Exercise requirements:
(A) Decide whether each statement below agrees with the Corbyn article: (i) Corbyn spoke at a fringe event organised by Labour Friends of Palestine; (ii) the party's annual conference took place in Manchester; (iii) UNRWA serves more than five million Palestinian refugees. Answer yes or no for each, quoting the deciding words.
(B) Continue the Corbyn article below from its last sentence.

Quoted passage:
+ + +

A Labour government would recognise an independent state of Palestine as soon as it takes office, Jeremy Corbyn has said. Corbyn gave his backing for a Palestinian state during a fringe event organised by Labour Friends of Palestine at the party's annual conference in Liverpool. The opposition leader said that he wanted to see a "secure and viable" Palestine alongside Israel.
In his address, Corbyn denounced President Donald Trump for moving the US embassy to Jerusalem and for cutting funding to the UN Relief and Works Agency for Palestine Refugees (UNRWA). The agency provides humanitarian assistance and essential education, health and other services to over five million Palestinian refugees.
Calling for a "sustainable, just peace" with Israel after "51 years of occupation," Corbyn pointed out that "peace cannot be achieved with the existence of settlements, human rights abuses, and a disregard for international law by the current Israeli government, like last Sunday's [announcement of the] demolition of the Palestinian village of Khan Al Ahmar." The residents of the village in the occupied West Bank were told that they had until the beginning of October to leave their homes before they are demolished.

+ + +

Document understanding data:
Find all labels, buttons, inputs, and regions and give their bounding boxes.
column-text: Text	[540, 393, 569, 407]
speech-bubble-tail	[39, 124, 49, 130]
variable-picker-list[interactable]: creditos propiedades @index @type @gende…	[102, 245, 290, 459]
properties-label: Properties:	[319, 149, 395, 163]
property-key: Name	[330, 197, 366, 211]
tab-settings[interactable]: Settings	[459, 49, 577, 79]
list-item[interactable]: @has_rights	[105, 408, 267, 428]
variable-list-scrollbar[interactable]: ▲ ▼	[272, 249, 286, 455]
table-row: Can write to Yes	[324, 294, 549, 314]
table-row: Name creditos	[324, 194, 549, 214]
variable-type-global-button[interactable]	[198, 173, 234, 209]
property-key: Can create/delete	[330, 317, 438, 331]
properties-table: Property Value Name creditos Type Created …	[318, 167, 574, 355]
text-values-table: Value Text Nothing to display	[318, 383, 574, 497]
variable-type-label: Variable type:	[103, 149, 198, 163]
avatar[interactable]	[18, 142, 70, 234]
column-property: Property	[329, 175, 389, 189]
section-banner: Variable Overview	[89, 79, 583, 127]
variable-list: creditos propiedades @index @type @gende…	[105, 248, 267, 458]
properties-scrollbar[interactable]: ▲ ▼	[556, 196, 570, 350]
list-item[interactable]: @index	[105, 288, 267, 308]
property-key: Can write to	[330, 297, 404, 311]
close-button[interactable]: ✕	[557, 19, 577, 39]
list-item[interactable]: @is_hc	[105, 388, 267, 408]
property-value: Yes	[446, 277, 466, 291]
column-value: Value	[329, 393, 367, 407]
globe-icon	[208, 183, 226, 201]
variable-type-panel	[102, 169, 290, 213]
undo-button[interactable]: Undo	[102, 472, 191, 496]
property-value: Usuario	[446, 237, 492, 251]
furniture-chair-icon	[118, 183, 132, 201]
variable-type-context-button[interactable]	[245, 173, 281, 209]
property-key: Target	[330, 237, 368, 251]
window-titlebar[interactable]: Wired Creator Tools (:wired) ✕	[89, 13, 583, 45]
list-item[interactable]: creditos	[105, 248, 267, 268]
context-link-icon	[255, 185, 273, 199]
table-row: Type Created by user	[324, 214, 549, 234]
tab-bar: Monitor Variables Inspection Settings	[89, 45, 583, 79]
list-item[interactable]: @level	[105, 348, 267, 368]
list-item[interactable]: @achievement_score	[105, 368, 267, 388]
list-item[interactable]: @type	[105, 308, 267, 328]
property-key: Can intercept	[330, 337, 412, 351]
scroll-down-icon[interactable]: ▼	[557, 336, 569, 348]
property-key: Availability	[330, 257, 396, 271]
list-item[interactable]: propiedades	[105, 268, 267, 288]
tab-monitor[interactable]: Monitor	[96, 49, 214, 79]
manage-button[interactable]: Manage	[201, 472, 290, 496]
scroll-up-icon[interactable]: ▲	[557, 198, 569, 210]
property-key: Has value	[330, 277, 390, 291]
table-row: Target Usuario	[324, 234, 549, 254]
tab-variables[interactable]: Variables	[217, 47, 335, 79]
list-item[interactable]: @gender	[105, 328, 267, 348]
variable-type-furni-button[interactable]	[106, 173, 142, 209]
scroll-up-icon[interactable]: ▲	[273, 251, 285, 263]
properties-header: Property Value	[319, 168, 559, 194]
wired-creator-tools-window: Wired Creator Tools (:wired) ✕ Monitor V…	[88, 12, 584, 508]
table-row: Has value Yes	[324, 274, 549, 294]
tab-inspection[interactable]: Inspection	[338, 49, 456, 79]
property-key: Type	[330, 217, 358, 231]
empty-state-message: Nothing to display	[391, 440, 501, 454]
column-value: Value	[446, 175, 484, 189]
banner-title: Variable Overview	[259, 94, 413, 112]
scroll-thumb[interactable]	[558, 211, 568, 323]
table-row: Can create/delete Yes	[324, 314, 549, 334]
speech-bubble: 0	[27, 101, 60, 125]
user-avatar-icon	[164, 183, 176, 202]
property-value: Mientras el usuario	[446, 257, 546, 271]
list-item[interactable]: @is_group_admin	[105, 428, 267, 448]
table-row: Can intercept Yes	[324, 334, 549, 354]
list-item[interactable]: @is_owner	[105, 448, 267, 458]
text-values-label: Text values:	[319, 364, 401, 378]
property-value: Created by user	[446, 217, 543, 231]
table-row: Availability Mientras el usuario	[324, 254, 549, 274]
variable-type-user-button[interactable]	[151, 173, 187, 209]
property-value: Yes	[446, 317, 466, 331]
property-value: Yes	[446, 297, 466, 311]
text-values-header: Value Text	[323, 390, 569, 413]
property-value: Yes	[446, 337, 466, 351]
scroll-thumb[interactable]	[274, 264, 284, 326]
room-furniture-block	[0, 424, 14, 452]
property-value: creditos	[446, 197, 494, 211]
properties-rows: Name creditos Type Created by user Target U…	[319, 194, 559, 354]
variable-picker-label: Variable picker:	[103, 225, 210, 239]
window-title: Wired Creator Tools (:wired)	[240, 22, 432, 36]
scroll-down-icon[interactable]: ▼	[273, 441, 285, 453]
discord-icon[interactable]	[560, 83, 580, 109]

+ + +

Answers by task:
(A)
(i) Yes: "during a fringe event organised by Labour Friends of Palestine"
(ii) No: "at the party's annual conference in Liverpool"
(iii) Yes: "to over five million Palestinian refugees"

(B)
"The security of one country can never be achieved at the expense of another and Britain has historic responsibility towards the Palestinian people," Corbyn told the audience. "We will continue to stand up for Palestinians, we will recognise an independent state of Palestine as soon as we take office."
Shadow Foreign Secretary Emily Thornberry echoed the party leader by saying that an independent Palestine was needed "while there is still some Palestine left to recognise." She also highlighted the toll that the conflict was taking on children in both Israel and Palestine.